_Written exercise_:
How many lines of these records hold the string "title"? Reply with the number alone.

═════ Supplied records

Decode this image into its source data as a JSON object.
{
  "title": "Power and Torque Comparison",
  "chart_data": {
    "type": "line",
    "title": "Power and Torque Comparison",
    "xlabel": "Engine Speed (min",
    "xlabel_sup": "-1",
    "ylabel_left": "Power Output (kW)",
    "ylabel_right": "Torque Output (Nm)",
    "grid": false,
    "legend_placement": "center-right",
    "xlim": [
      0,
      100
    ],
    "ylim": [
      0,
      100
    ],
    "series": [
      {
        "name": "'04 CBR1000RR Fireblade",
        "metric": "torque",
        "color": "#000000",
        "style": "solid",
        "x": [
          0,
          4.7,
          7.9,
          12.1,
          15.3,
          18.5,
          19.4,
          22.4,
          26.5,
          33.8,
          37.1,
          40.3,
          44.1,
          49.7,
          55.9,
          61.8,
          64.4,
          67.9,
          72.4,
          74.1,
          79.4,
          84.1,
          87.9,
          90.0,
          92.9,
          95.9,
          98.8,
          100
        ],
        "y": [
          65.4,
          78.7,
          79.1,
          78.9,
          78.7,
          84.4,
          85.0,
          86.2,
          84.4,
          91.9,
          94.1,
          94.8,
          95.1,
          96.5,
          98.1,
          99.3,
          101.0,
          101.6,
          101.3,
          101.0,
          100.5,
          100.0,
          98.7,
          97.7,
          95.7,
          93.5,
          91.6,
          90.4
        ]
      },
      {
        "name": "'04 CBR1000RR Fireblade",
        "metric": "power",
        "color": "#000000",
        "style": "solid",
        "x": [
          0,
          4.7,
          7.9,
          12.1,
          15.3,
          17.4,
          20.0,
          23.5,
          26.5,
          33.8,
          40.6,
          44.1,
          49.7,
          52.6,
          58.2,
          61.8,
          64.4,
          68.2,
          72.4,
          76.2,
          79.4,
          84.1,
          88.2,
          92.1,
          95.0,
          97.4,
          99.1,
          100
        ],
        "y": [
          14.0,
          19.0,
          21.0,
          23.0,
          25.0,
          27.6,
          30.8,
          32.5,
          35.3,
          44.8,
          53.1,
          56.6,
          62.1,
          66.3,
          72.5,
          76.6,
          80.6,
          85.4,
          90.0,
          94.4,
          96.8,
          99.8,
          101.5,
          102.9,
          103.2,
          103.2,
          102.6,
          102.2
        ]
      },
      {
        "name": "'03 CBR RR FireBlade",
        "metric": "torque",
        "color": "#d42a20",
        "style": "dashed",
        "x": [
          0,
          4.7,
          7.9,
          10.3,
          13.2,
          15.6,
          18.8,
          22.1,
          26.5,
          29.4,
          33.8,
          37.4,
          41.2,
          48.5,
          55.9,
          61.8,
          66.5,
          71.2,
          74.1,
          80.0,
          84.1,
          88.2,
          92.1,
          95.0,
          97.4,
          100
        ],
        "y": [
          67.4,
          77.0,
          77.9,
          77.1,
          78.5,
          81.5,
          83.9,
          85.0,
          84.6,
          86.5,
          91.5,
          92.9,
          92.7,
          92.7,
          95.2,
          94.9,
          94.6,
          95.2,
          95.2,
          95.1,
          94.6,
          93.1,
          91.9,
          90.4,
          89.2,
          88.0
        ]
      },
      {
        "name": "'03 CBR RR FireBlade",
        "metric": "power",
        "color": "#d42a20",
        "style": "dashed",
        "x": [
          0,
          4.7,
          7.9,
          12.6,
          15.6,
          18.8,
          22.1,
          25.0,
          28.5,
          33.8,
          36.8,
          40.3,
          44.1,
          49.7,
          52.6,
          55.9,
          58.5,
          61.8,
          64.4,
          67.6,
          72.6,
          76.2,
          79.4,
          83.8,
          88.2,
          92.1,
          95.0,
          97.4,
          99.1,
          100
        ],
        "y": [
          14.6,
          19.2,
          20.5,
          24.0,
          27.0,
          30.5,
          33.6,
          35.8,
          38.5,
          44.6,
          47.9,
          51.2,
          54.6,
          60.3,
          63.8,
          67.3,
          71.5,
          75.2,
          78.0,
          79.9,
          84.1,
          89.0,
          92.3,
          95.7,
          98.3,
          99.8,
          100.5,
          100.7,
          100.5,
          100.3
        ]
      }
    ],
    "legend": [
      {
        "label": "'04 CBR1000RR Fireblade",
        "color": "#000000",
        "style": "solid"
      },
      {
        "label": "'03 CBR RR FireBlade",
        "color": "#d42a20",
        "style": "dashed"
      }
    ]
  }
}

══════════

_Written reply_:
2